AIM OF THE EXERCISE
Restate the entire listing word for word.

Excerpts from a figure dataset:
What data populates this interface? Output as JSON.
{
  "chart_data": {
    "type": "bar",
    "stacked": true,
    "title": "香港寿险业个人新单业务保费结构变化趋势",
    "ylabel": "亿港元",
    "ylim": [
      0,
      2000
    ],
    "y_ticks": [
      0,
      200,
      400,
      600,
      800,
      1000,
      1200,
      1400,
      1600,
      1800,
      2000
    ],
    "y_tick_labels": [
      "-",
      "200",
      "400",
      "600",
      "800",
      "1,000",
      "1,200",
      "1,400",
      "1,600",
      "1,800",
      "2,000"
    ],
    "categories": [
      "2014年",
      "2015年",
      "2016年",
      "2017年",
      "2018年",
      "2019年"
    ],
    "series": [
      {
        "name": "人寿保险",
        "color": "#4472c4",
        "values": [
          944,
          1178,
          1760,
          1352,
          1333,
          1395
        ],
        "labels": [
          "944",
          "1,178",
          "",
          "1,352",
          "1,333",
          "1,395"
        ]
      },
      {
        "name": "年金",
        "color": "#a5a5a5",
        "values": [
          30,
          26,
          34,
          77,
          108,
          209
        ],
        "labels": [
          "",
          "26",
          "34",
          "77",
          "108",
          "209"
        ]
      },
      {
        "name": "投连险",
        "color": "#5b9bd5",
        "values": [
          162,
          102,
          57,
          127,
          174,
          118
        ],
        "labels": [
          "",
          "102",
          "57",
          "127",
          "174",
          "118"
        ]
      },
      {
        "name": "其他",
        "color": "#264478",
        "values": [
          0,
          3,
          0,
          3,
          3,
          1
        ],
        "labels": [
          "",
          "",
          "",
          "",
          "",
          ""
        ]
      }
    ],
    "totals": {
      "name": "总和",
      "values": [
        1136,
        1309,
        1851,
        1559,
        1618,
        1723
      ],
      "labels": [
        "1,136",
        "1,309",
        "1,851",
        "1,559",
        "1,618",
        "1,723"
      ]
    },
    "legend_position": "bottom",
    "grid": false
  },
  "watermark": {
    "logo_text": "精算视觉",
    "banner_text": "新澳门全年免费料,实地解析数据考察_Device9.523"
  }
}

EXPECTED ANSWER
What data populates this interface? Output as JSON.
{
  "chart_data": {
    "type": "bar",
    "stacked": true,
    "title": "香港寿险业个人新单业务保费结构变化趋势",
    "ylabel": "亿港元",
    "ylim": [
      0,
      2000
    ],
    "y_ticks": [
      0,
      200,
      400,
      600,
      800,
      1000,
      1200,
      1400,
      1600,
      1800,
      2000
    ],
    "y_tick_labels": [
      "-",
      "200",
      "400",
      "600",
      "800",
      "1,000",
      "1,200",
      "1,400",
      "1,600",
      "1,800",
      "2,000"
    ],
    "categories": [
      "2014年",
      "2015年",
      "2016年",
      "2017年",
      "2018年",
      "2019年"
    ],
    "series": [
      {
        "name": "人寿保险",
        "color": "#4472c4",
        "values": [
          944,
          1178,
          1760,
          1352,
          1333,
          1395
        ],
        "labels": [
          "944",
          "1,178",
          "",
          "1,352",
          "1,333",
          "1,395"
        ]
      },
      {
        "name": "年金",
        "color": "#a5a5a5",
        "values": [
          30,
          26,
          34,
          77,
          108,
          209
        ],
        "labels": [
          "",
          "26",
          "34",
          "77",
          "108",
          "209"
        ]
      },
      {
        "name": "投连险",
        "color": "#5b9bd5",
        "values": [
          162,
          102,
          57,
          127,
          174,
          118
        ],
        "labels": [
          "",
          "102",
          "57",
          "127",
          "174",
          "118"
        ]
      },
      {
        "name": "其他",
        "color": "#264478",
        "values": [
          0,
          3,
          0,
          3,
          3,
          1
        ],
        "labels": [
          "",
          "",
          "",
          "",
          "",
          ""
        ]
      }
    ],
    "totals": {
      "name": "总和",
      "values": [
        1136,
        1309,
        1851,
        1559,
        1618,
        1723
      ],
      "labels": [
        "1,136",
        "1,309",
        "1,851",
        "1,559",
        "1,618",
        "1,723"
      ]
    },
    "legend_position": "bottom",
    "grid": false
  },
  "watermark": {
    "logo_text": "精算视觉",
    "banner_text": "新澳门全年免费料,实地解析数据考察_Device9.523"
  }
}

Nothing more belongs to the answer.